Data for the task
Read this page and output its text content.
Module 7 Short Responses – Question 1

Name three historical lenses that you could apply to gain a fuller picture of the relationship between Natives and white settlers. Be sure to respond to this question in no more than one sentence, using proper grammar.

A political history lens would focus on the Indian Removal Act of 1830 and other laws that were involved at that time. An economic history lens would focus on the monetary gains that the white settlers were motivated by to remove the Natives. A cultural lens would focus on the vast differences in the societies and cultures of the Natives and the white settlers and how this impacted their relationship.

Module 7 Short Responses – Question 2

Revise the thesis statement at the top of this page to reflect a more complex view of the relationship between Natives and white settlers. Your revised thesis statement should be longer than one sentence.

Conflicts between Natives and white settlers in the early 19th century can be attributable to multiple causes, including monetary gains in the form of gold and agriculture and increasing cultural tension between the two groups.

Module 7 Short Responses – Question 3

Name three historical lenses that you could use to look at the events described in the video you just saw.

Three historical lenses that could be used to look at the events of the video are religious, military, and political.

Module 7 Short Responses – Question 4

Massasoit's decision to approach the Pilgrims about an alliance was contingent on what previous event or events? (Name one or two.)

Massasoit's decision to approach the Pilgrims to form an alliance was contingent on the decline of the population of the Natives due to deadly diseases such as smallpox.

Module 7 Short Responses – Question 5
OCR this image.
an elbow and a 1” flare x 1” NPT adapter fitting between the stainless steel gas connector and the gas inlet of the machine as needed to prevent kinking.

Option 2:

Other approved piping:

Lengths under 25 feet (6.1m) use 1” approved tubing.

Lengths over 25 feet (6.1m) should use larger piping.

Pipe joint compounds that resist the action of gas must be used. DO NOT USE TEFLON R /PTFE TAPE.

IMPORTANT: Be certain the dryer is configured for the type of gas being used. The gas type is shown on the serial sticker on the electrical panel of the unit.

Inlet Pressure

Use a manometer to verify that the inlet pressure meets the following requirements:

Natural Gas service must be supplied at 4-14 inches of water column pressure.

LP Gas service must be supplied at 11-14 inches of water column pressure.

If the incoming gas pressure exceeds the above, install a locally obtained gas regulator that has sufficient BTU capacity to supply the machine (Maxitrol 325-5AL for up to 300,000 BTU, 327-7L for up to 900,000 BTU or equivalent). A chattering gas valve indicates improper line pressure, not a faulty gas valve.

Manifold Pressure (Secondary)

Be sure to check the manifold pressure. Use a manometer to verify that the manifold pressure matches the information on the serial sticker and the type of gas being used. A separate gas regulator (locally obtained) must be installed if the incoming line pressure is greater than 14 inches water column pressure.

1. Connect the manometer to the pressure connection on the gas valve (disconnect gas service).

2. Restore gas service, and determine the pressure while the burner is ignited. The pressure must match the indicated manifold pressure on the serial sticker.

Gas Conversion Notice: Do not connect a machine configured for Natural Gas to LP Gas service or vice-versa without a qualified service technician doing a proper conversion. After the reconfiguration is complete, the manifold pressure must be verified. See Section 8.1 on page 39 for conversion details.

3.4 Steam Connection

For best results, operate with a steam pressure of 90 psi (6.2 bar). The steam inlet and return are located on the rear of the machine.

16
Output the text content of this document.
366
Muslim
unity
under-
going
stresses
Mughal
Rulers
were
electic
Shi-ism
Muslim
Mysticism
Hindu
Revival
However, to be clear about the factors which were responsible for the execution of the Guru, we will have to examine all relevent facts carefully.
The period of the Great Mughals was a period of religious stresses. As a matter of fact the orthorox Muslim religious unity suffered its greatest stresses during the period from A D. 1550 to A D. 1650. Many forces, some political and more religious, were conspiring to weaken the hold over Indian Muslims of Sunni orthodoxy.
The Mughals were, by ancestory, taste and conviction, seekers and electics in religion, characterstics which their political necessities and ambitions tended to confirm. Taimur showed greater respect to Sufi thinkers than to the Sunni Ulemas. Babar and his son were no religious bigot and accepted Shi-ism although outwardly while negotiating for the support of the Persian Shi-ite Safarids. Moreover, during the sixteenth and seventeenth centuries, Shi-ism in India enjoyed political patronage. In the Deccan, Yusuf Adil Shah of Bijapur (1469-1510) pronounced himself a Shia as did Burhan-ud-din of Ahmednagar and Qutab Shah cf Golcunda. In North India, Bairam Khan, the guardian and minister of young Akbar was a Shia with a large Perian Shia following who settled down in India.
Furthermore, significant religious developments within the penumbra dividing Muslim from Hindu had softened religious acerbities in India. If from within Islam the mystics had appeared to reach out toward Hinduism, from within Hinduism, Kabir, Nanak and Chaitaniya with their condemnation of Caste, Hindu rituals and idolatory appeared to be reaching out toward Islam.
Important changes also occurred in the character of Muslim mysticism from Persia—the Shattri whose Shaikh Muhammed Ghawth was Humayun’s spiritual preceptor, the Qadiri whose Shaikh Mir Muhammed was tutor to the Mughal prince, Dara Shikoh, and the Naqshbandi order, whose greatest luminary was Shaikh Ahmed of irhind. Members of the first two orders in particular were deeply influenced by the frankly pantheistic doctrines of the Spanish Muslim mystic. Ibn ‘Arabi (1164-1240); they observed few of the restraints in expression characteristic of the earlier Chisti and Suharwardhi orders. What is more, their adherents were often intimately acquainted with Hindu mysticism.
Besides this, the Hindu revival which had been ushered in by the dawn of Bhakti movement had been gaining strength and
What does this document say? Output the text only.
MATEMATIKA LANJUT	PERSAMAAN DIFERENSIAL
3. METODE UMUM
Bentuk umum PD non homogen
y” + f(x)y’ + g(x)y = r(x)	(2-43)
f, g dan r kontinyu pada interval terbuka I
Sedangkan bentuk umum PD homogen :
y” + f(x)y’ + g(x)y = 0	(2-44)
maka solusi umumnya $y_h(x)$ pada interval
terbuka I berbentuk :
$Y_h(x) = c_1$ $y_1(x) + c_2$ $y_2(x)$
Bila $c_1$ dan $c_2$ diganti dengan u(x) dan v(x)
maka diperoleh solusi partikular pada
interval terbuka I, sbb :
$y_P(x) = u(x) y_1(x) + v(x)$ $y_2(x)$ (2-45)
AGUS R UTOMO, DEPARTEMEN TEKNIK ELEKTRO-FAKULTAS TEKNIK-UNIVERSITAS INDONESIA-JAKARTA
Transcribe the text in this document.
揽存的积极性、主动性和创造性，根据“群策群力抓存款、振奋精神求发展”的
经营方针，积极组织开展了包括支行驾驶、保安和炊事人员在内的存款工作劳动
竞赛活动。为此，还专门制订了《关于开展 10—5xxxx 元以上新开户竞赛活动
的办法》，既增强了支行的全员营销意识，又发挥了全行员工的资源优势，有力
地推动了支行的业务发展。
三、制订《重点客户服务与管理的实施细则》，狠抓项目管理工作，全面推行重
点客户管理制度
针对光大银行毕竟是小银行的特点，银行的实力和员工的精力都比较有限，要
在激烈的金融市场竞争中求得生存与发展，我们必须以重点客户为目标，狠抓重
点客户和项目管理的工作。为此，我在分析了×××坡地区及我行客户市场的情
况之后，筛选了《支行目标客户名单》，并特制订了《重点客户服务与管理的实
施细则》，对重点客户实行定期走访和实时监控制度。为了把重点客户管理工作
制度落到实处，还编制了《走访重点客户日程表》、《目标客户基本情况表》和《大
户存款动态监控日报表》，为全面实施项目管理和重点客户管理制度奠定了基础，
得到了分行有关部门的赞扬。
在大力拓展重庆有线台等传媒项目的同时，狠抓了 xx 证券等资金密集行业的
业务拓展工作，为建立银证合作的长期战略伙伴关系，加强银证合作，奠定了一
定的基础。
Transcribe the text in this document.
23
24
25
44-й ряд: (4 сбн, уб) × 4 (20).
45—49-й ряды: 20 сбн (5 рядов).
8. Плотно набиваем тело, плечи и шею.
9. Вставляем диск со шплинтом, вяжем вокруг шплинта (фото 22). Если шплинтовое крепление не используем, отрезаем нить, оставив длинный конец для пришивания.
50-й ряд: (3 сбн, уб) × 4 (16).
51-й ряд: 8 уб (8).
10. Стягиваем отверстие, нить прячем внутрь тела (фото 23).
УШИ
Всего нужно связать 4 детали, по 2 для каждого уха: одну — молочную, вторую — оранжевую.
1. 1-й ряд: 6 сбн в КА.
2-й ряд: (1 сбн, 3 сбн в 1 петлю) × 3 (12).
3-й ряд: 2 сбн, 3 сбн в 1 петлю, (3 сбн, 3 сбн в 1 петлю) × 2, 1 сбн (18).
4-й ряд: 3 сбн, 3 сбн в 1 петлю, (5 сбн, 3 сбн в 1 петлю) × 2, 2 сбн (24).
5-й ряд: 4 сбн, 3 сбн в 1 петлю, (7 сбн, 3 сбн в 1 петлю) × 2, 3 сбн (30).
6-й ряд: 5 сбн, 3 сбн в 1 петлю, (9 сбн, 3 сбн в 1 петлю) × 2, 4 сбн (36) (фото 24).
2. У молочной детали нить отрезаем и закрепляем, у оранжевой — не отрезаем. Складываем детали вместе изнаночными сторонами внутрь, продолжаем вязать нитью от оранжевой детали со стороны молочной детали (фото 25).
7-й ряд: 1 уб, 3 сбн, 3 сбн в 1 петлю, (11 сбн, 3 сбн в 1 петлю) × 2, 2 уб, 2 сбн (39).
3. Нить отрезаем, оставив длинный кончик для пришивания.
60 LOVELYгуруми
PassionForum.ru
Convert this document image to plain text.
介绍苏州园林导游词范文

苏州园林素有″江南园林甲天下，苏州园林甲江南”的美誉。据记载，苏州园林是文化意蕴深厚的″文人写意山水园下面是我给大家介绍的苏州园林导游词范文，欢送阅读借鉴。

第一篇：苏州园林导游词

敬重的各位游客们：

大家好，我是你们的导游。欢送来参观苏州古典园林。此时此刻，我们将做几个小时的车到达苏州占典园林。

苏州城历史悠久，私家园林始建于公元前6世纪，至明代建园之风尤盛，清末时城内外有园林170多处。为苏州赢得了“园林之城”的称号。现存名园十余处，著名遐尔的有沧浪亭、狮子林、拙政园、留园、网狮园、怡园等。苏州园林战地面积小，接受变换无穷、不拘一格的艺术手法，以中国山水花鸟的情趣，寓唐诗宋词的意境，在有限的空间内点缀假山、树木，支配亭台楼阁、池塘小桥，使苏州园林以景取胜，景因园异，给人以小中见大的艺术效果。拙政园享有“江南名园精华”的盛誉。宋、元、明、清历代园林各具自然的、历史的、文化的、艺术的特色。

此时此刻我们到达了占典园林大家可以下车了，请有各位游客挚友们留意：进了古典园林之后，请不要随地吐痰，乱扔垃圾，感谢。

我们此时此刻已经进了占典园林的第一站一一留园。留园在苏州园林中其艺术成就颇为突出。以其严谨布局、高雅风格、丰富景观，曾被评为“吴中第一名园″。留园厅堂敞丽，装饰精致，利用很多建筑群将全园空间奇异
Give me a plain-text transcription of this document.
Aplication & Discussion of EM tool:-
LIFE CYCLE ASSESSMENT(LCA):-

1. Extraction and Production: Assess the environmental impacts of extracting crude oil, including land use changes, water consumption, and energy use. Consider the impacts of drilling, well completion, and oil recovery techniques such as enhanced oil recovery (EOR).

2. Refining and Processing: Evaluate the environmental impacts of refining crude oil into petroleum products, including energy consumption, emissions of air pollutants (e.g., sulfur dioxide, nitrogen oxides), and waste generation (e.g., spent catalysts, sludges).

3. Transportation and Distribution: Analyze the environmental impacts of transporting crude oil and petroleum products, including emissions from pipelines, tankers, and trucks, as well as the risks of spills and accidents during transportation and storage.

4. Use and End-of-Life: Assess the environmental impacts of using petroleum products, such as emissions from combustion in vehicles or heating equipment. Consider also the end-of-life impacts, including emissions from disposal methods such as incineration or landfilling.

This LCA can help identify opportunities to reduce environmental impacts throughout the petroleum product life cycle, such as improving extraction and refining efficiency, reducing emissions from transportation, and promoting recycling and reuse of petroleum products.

Direction
Find every line above that contains the word "decision", and return each one.

Finished task
Massasoit's decision to approach the Pilgrims about an alliance was contingent on what previous event or events? (Name one or two.)
Massasoit's decision to approach the Pilgrims to form an alliance was contingent on the decline of the population of the Natives due to deadly diseases such as smallpox.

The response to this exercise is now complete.